= Tarefa a realizar =
Explique, segundo o texto sobre o Acordo Ortográfico, por que motivo o uso em Portugal de expressões vindas do Brasil não pode ser atribuído à nova norma ortográfica.

= Texto para análise =
__________________________________________________

Para começar, algumas palavras sobre uma eventual identificação entre o Acordo Ortográfico e «falar/escrever à brasileira». Se a pergunta incide sobre o uso de duas expressões, estando, portanto, relacionada com questões de léxico (frases feitas, por exemplo) e discurso, não se pode dizer que o problema levantado se deva à nova norma ortográfica, porque esta encontra o seu campo de aplicação numa vertente linguística muito diversa, a escrita. Por outras palavras, a introdução em Portugal de modismos vocabulares e fraseológicos do Brasil não decorre diretamente da ortografia (já a influência cultural de um país sobre o outro e os sinais desse processo constituem outro assunto). Além disso, aplicar o Acordo Ortográfico em Portugal não é o mesmo que escrever (nem falar) à brasileira, e a prova disso está em os portugueses continuarem a escrever facto – com c escrito, para indicar que a consoante correspondente é efetivamente pronunciada –, ou passarem a escrever receção, quando no Brasil se grafa recepção.1
1 – O Dicionário Houaiss da Língua Portuguesa (edições brasileiras de 2001 e 2009), elaborado no Brasil, consigna o uso pronominal de enxergar, atribuindo-lhe, sem outra indicação, o significado de «cair em si, perceber-se a si mesmo. Ex.: aquele menino não se enxerga!» Contudo, no dicionário da Academia das Ciências de Lisboa, em subentrada incluída no verbete correspondente a enxergar, regista-se a expressão «não se enxergar», descrita como «brasileirismo familiar» que significa «não reconhecer as próprias incapacidades». Uma consulta do Corpus do Português permite identificar 20 ocorrências da sequência «não se enxerga», entre as quais se contam 9 ocorrências, todas provenientes de textos de autores brasileiros, cujo significado é praticamente o atribuído à expressão «não se enxergar» pelo referido dicionário.

__________________________________________________

= Linhas fornecidas =

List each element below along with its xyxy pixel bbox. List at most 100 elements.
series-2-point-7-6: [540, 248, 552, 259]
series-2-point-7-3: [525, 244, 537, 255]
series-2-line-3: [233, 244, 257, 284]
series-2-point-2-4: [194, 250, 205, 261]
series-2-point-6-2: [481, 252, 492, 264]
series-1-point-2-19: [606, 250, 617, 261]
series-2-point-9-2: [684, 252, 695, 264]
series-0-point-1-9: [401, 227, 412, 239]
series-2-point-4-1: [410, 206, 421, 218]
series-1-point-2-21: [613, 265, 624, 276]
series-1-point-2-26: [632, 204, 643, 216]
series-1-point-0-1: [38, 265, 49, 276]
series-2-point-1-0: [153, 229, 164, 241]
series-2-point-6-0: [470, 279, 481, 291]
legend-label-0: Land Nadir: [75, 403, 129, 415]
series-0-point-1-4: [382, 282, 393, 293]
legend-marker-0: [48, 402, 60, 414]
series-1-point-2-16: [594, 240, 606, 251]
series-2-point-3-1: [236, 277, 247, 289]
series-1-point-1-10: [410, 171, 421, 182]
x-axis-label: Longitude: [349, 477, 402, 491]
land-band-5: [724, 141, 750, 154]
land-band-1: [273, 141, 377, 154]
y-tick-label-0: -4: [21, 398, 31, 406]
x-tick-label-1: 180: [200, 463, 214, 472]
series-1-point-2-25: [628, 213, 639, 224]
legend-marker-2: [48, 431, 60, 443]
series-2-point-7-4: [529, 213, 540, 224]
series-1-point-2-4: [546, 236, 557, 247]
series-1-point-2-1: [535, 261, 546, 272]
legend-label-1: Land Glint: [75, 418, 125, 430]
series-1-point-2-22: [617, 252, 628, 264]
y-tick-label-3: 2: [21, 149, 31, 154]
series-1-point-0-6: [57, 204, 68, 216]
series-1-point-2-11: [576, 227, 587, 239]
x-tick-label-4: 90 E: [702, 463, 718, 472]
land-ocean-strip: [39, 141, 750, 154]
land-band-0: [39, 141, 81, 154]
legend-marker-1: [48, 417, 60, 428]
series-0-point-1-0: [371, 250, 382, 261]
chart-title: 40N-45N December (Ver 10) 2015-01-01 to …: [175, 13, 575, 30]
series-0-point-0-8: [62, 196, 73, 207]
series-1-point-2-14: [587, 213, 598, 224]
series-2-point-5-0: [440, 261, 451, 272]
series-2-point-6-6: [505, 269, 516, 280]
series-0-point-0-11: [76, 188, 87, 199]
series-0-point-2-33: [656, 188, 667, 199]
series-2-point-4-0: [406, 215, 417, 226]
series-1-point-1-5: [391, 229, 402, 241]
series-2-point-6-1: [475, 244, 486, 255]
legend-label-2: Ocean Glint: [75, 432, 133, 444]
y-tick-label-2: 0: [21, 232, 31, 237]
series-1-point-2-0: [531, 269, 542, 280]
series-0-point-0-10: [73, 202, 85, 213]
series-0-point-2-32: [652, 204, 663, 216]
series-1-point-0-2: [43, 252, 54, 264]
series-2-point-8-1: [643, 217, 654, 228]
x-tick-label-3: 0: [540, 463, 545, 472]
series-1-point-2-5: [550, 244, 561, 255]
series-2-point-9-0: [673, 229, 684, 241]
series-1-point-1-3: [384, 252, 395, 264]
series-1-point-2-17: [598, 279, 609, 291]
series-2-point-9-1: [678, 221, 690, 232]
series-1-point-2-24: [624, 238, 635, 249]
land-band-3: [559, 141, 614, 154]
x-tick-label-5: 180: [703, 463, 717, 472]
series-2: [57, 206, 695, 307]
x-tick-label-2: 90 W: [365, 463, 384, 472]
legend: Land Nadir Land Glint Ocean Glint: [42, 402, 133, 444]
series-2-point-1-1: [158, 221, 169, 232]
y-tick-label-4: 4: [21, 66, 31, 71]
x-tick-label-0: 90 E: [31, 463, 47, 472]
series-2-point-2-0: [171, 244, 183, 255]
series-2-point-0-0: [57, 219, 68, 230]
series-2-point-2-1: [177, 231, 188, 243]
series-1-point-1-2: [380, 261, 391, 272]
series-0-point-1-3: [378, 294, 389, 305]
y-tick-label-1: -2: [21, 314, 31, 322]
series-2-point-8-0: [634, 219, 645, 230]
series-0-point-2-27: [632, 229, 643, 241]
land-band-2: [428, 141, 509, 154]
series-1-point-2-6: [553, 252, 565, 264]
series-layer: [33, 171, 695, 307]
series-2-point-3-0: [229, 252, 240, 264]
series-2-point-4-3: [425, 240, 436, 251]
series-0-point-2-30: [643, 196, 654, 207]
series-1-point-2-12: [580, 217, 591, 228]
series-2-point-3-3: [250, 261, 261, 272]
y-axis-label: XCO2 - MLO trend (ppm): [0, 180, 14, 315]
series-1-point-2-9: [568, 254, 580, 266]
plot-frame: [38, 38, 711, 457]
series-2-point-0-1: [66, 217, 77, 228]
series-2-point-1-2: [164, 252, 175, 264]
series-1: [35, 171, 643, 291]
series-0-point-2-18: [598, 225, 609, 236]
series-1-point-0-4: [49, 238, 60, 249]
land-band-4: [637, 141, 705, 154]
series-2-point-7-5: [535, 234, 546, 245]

__________________________________________________

= Resultado esperado =
Porque essa questão diz respeito ao léxico, como as frases feitas, e ao discurso, ao passo que a norma ortográfica se aplica a uma vertente linguística muito diversa, a escrita. Por isso, a introdução em Portugal de modismos vocabulares e fraseológicos do Brasil não decorre diretamente da ortografia.